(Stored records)

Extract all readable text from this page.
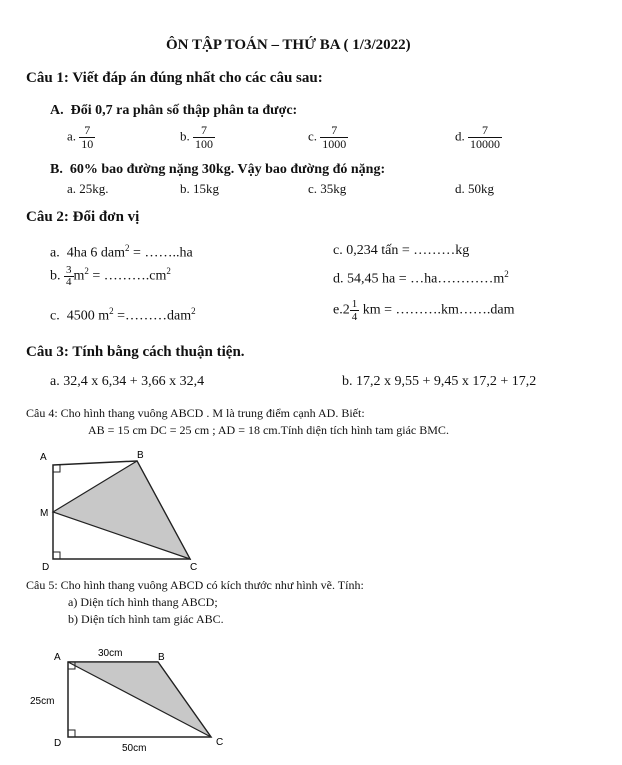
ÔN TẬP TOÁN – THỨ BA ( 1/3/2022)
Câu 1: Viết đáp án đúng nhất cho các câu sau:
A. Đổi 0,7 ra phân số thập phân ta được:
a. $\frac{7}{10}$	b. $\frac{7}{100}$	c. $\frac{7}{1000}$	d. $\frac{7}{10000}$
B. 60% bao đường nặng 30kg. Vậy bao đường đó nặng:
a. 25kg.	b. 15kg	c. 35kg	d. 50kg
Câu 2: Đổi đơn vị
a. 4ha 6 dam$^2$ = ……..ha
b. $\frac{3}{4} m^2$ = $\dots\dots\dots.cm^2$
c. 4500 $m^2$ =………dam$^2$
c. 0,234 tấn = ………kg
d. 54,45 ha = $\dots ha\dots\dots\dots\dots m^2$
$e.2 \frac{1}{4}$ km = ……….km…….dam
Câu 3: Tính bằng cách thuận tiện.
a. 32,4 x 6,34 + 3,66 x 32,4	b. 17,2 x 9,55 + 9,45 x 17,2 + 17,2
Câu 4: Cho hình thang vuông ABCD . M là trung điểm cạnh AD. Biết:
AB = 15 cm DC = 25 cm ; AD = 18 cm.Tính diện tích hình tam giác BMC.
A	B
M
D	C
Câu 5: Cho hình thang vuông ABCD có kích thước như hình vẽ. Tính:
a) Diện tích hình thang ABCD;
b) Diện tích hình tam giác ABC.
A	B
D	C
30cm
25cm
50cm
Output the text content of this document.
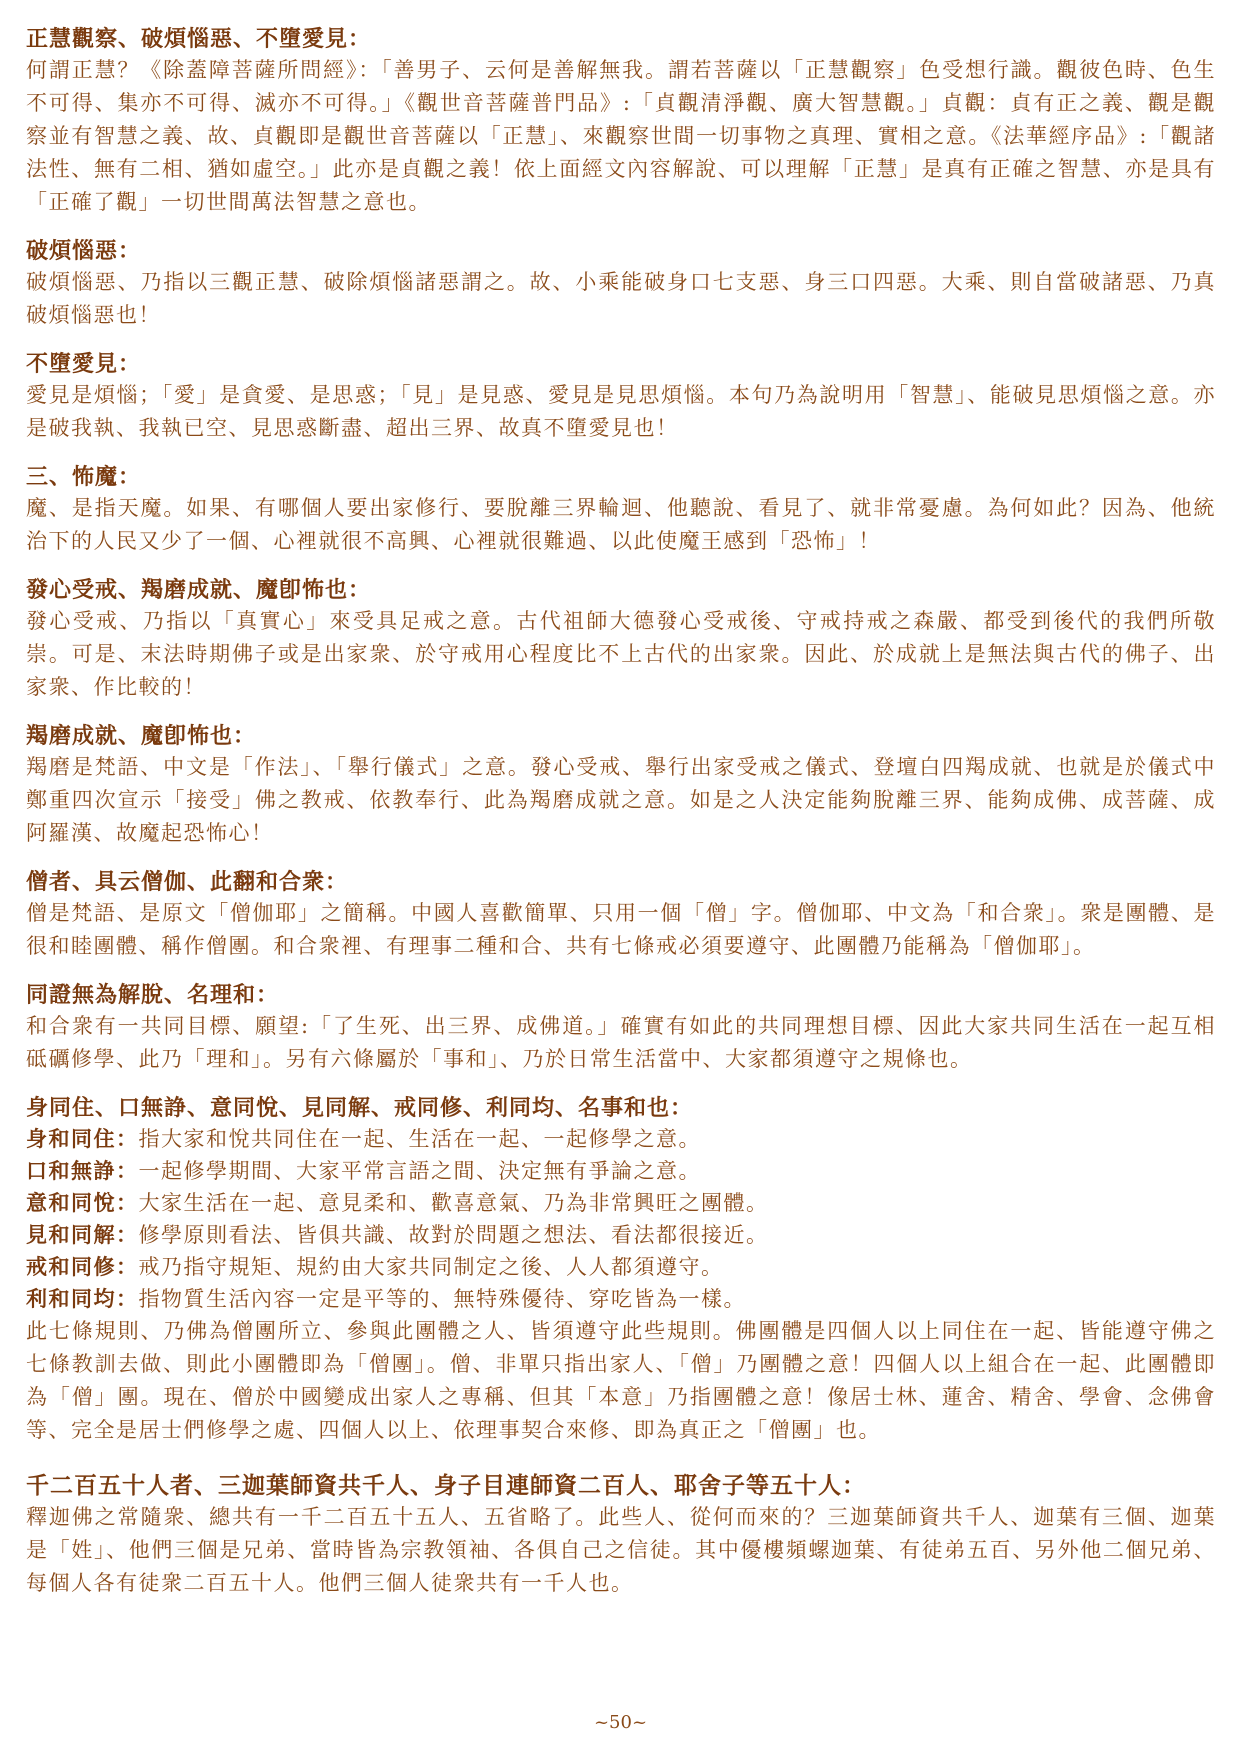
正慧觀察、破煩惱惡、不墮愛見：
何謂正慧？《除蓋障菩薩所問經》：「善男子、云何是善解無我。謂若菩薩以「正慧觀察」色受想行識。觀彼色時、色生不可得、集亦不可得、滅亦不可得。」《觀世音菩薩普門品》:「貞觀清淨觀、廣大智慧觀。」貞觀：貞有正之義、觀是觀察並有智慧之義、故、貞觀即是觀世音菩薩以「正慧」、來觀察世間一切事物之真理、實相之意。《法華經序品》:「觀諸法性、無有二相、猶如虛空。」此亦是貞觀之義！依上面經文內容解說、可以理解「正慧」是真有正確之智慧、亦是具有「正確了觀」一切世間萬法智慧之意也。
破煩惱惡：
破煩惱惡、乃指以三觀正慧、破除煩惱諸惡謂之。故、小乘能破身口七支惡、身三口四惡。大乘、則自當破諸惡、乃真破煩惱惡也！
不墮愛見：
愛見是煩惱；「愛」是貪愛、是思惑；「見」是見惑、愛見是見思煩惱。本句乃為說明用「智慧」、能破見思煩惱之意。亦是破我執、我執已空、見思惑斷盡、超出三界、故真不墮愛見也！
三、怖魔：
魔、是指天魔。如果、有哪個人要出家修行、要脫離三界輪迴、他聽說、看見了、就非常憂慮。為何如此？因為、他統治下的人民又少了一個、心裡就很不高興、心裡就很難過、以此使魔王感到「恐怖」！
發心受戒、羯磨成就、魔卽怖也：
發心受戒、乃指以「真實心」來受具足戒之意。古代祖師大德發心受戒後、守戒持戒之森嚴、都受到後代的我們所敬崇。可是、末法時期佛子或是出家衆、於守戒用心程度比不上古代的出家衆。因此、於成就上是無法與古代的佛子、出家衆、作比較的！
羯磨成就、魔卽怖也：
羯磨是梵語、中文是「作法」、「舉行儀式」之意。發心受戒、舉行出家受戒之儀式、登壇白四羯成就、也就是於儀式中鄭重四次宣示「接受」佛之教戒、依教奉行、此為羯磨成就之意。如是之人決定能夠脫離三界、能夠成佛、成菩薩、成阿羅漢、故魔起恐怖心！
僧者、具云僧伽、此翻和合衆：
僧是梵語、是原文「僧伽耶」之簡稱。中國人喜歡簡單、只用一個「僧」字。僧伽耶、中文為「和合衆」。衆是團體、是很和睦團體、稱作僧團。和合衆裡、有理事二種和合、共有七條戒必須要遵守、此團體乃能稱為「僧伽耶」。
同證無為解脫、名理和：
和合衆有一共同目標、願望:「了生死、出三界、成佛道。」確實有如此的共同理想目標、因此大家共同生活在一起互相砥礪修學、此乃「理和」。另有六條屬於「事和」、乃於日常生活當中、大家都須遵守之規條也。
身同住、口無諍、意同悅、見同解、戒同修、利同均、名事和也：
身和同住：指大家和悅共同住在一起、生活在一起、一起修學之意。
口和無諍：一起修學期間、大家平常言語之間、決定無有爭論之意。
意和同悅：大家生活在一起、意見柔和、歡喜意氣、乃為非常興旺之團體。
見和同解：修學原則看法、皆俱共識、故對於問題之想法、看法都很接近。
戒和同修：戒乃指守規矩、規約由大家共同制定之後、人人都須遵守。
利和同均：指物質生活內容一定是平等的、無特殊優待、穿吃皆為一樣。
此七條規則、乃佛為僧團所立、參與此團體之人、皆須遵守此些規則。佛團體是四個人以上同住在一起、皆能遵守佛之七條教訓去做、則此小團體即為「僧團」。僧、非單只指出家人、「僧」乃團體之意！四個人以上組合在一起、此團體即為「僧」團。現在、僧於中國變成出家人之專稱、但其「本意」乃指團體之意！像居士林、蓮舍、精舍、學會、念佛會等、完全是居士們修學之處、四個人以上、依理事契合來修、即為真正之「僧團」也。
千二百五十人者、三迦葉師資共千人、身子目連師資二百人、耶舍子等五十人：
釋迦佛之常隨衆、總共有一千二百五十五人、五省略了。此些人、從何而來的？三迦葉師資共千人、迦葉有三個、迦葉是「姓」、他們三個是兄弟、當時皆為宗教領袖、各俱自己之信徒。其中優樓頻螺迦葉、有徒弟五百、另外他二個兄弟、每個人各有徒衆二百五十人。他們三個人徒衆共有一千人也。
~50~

WHAT IS NEEDED: Copy each line of the data that contains the word "正慧觀察".

CORRECT OUTPUT:
正慧觀察、破煩惱惡、不墮愛見：
何謂正慧？《除蓋障菩薩所問經》：「善男子、云何是善解無我。謂若菩薩以「正慧觀察」色受想行識。觀彼色時、色生不可得、集亦不可得、滅亦不可得。」《觀世音菩薩普門品》:「貞觀清淨觀、廣大智慧觀。」貞觀：貞有正之義、觀是觀察並有智慧之義、故、貞觀即是觀世音菩薩以「正慧」、來觀察世間一切事物之真理、實相之意。《法華經序品》:「觀諸法性、無有二相、猶如虛空。」此亦是貞觀之義！依上面經文內容解說、可以理解「正慧」是真有正確之智慧、亦是具有「正確了觀」一切世間萬法智慧之意也。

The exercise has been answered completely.